What follows is a listing; restate every line of it word for word.

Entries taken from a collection
------------------------

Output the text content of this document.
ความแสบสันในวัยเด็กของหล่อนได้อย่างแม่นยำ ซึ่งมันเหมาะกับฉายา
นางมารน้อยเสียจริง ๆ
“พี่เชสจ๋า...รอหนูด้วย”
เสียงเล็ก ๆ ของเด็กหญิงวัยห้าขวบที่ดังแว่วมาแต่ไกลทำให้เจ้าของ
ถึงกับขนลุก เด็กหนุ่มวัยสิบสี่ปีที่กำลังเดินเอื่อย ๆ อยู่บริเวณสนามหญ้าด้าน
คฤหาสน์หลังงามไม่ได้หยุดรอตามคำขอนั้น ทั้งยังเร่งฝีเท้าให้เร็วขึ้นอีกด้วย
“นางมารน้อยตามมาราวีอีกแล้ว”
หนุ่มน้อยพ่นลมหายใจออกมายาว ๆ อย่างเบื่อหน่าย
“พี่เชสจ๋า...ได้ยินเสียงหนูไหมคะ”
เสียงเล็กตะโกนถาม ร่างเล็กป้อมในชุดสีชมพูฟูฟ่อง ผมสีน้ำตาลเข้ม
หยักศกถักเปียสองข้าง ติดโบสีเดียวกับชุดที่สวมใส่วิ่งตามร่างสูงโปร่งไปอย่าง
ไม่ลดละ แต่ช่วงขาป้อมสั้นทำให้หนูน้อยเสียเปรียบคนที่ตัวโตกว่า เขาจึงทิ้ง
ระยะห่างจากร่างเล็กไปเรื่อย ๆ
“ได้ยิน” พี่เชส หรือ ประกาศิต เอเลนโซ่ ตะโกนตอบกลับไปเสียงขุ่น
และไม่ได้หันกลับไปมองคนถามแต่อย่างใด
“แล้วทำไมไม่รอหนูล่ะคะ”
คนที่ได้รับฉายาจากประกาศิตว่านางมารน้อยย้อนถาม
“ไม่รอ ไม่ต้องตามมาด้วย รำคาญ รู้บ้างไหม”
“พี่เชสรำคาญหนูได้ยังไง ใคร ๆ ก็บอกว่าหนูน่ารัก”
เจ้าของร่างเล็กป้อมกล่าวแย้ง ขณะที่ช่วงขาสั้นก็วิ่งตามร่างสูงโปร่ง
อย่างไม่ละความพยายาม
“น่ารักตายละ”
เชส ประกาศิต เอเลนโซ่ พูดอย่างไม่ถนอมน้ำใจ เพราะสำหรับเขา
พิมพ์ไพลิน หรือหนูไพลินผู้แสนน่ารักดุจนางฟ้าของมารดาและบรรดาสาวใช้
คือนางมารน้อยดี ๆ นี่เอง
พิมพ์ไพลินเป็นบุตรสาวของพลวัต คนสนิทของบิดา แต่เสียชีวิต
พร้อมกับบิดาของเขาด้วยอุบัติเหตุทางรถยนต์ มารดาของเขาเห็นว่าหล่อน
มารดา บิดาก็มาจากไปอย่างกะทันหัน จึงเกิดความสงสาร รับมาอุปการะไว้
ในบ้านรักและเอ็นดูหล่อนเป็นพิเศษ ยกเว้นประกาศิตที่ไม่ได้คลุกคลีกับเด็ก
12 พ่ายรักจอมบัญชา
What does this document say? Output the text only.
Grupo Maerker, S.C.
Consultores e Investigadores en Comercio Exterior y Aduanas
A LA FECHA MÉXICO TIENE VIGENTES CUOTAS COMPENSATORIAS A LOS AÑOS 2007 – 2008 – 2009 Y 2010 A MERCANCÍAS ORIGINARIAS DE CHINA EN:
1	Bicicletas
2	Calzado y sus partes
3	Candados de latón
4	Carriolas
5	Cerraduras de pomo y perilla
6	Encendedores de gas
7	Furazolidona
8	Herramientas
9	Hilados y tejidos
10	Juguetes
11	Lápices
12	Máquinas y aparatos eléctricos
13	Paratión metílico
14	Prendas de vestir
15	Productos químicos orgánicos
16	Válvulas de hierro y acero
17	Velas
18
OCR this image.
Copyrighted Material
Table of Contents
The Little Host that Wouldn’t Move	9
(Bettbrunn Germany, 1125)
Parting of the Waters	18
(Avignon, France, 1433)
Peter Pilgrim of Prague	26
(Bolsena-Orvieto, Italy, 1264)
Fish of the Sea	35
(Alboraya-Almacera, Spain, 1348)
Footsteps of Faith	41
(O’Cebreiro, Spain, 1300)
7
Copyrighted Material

------------------------

* _The output_:
Output the text content of this document.
ความแสบสันในวัยเด็กของหล่อนได้อย่างแม่นยำ ซึ่งมันเหมาะกับฉายา
นางมารน้อยเสียจริง ๆ
“พี่เชสจ๋า...รอหนูด้วย”
เสียงเล็ก ๆ ของเด็กหญิงวัยห้าขวบที่ดังแว่วมาแต่ไกลทำให้เจ้าของ
ถึงกับขนลุก เด็กหนุ่มวัยสิบสี่ปีที่กำลังเดินเอื่อย ๆ อยู่บริเวณสนามหญ้าด้าน
คฤหาสน์หลังงามไม่ได้หยุดรอตามคำขอนั้น ทั้งยังเร่งฝีเท้าให้เร็วขึ้นอีกด้วย
“นางมารน้อยตามมาราวีอีกแล้ว”
หนุ่มน้อยพ่นลมหายใจออกมายาว ๆ อย่างเบื่อหน่าย
“พี่เชสจ๋า...ได้ยินเสียงหนูไหมคะ”
เสียงเล็กตะโกนถาม ร่างเล็กป้อมในชุดสีชมพูฟูฟ่อง ผมสีน้ำตาลเข้ม
หยักศกถักเปียสองข้าง ติดโบสีเดียวกับชุดที่สวมใส่วิ่งตามร่างสูงโปร่งไปอย่าง
ไม่ลดละ แต่ช่วงขาป้อมสั้นทำให้หนูน้อยเสียเปรียบคนที่ตัวโตกว่า เขาจึงทิ้ง
ระยะห่างจากร่างเล็กไปเรื่อย ๆ
“ได้ยิน” พี่เชส หรือ ประกาศิต เอเลนโซ่ ตะโกนตอบกลับไปเสียงขุ่น
และไม่ได้หันกลับไปมองคนถามแต่อย่างใด
“แล้วทำไมไม่รอหนูล่ะคะ”
คนที่ได้รับฉายาจากประกาศิตว่านางมารน้อยย้อนถาม
“ไม่รอ ไม่ต้องตามมาด้วย รำคาญ รู้บ้างไหม”
“พี่เชสรำคาญหนูได้ยังไง ใคร ๆ ก็บอกว่าหนูน่ารัก”
เจ้าของร่างเล็กป้อมกล่าวแย้ง ขณะที่ช่วงขาสั้นก็วิ่งตามร่างสูงโปร่ง
อย่างไม่ละความพยายาม
“น่ารักตายละ”
เชส ประกาศิต เอเลนโซ่ พูดอย่างไม่ถนอมน้ำใจ เพราะสำหรับเขา
พิมพ์ไพลิน หรือหนูไพลินผู้แสนน่ารักดุจนางฟ้าของมารดาและบรรดาสาวใช้
คือนางมารน้อยดี ๆ นี่เอง
พิมพ์ไพลินเป็นบุตรสาวของพลวัต คนสนิทของบิดา แต่เสียชีวิต
พร้อมกับบิดาของเขาด้วยอุบัติเหตุทางรถยนต์ มารดาของเขาเห็นว่าหล่อน
มารดา บิดาก็มาจากไปอย่างกะทันหัน จึงเกิดความสงสาร รับมาอุปการะไว้
ในบ้านรักและเอ็นดูหล่อนเป็นพิเศษ ยกเว้นประกาศิตที่ไม่ได้คลุกคลีกับเด็ก
12 พ่ายรักจอมบัญชา
What does this document say? Output the text only.
Grupo Maerker, S.C.
Consultores e Investigadores en Comercio Exterior y Aduanas
A LA FECHA MÉXICO TIENE VIGENTES CUOTAS COMPENSATORIAS A LOS AÑOS 2007 – 2008 – 2009 Y 2010 A MERCANCÍAS ORIGINARIAS DE CHINA EN:
1	Bicicletas
2	Calzado y sus partes
3	Candados de latón
4	Carriolas
5	Cerraduras de pomo y perilla
6	Encendedores de gas
7	Furazolidona
8	Herramientas
9	Hilados y tejidos
10	Juguetes
11	Lápices
12	Máquinas y aparatos eléctricos
13	Paratión metílico
14	Prendas de vestir
15	Productos químicos orgánicos
16	Válvulas de hierro y acero
17	Velas
18
OCR this image.
Copyrighted Material
Table of Contents
The Little Host that Wouldn’t Move	9
(Bettbrunn Germany, 1125)
Parting of the Waters	18
(Avignon, France, 1433)
Peter Pilgrim of Prague	26
(Bolsena-Orvieto, Italy, 1264)
Fish of the Sea	35
(Alboraya-Almacera, Spain, 1348)
Footsteps of Faith	41
(O’Cebreiro, Spain, 1300)
7
Copyrighted Material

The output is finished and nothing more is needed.